[BEGIN Items]
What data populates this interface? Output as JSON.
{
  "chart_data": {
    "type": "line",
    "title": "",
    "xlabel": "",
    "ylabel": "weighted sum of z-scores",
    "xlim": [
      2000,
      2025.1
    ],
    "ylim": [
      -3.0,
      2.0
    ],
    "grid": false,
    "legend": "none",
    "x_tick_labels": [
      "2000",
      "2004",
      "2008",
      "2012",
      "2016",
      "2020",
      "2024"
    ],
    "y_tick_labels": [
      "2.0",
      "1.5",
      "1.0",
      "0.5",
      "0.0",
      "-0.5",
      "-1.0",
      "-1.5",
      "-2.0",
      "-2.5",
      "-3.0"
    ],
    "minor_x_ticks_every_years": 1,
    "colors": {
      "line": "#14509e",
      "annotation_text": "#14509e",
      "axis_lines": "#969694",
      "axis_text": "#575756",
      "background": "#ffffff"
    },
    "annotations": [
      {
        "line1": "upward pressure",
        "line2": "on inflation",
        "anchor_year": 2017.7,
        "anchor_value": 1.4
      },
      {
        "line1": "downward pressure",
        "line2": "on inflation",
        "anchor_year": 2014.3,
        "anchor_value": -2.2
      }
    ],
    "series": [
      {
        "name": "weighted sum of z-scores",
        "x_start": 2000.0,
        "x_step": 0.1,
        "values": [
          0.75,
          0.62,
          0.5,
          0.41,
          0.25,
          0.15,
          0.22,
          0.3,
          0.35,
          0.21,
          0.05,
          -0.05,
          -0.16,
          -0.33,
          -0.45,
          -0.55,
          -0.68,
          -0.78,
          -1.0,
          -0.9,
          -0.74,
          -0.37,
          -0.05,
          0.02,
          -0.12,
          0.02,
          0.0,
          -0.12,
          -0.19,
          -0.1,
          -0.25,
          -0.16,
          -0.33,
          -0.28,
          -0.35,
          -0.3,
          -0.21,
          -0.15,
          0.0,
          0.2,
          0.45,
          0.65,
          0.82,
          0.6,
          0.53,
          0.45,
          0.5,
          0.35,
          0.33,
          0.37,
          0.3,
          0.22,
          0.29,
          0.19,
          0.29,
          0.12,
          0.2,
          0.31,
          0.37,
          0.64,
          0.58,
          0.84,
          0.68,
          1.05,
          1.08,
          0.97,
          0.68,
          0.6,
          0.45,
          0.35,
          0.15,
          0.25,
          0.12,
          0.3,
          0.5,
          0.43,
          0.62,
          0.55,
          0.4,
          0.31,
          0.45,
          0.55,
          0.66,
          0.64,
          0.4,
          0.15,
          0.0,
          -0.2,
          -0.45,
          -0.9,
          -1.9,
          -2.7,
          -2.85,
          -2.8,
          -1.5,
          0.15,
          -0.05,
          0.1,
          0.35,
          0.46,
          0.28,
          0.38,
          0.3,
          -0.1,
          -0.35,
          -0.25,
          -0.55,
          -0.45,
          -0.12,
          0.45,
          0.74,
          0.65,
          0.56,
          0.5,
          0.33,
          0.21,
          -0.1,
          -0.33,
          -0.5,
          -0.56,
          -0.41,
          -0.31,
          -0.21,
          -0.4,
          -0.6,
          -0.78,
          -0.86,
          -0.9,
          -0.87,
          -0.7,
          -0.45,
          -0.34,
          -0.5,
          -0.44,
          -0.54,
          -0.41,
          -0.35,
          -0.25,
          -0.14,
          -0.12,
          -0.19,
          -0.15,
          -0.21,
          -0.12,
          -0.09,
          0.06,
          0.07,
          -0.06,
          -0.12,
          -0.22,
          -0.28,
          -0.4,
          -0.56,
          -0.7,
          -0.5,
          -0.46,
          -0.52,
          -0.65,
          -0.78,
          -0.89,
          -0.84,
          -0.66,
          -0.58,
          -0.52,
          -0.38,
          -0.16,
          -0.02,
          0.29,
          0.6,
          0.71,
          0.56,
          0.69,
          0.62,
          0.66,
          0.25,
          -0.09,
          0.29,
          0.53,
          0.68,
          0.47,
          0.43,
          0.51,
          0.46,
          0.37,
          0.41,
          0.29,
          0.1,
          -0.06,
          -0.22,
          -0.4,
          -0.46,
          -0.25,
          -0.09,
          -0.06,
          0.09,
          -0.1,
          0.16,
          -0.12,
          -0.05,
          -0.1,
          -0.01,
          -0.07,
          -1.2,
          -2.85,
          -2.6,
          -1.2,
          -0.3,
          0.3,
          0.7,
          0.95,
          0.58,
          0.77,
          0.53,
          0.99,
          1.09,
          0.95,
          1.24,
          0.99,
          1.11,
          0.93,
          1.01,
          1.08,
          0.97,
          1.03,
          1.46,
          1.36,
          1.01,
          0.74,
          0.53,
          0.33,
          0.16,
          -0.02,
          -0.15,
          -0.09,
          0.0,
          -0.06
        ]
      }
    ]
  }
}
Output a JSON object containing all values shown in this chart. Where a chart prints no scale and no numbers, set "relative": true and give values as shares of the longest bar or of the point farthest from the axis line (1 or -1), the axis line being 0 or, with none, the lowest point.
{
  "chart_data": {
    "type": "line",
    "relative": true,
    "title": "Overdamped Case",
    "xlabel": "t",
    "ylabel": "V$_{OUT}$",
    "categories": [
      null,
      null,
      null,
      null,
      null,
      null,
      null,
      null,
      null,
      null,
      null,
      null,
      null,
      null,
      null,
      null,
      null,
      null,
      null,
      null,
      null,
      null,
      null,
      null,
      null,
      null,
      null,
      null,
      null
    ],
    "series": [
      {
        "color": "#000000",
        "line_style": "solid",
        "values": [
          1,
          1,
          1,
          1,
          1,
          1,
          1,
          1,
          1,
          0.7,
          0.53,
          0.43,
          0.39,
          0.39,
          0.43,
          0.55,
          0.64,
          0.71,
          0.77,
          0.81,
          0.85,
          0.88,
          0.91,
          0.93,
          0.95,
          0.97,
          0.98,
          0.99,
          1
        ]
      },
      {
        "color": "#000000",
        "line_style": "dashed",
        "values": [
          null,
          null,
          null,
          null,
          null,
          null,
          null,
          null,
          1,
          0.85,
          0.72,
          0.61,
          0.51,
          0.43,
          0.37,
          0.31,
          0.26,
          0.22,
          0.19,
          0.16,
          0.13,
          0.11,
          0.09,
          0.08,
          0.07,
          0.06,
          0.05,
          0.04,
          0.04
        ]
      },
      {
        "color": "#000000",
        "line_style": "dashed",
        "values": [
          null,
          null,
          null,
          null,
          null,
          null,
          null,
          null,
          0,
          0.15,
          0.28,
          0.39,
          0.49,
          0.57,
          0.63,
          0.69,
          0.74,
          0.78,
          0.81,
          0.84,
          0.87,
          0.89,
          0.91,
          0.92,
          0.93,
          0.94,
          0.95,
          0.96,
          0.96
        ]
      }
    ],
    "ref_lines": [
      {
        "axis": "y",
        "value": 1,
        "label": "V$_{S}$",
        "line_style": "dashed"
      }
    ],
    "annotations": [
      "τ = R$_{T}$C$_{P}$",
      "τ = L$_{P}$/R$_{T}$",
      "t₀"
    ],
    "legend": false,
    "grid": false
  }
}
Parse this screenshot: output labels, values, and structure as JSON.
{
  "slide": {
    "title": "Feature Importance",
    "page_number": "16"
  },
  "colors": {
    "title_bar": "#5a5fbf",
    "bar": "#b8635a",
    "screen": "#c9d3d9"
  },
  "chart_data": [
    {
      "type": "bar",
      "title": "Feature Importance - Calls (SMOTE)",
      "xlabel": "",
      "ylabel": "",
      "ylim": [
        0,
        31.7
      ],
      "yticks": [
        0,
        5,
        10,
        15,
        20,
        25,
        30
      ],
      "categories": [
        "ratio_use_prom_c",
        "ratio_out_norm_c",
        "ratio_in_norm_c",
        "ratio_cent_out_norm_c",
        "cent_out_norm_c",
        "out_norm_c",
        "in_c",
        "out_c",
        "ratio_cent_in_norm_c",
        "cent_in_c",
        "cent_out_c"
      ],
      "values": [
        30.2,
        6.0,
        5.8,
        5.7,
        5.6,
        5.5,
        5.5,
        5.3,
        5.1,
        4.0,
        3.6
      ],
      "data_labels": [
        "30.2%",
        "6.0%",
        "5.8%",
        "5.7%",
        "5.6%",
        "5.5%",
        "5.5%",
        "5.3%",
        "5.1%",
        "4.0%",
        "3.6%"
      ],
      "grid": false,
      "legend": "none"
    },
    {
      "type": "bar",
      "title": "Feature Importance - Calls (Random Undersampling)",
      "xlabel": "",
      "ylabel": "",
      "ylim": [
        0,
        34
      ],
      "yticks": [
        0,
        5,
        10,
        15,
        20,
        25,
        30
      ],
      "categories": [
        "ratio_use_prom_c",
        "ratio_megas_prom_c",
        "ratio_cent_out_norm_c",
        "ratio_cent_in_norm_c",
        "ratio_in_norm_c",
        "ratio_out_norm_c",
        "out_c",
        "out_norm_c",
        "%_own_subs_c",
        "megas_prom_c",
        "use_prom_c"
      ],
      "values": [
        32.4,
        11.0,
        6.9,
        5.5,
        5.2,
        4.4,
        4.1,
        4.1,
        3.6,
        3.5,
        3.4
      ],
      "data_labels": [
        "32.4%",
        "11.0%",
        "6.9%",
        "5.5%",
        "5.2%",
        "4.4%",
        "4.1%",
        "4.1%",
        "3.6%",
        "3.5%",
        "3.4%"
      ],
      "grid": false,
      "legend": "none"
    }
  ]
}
[END Items]
In the records above, how many lines hold the string "relative"? Reply with only the number.

2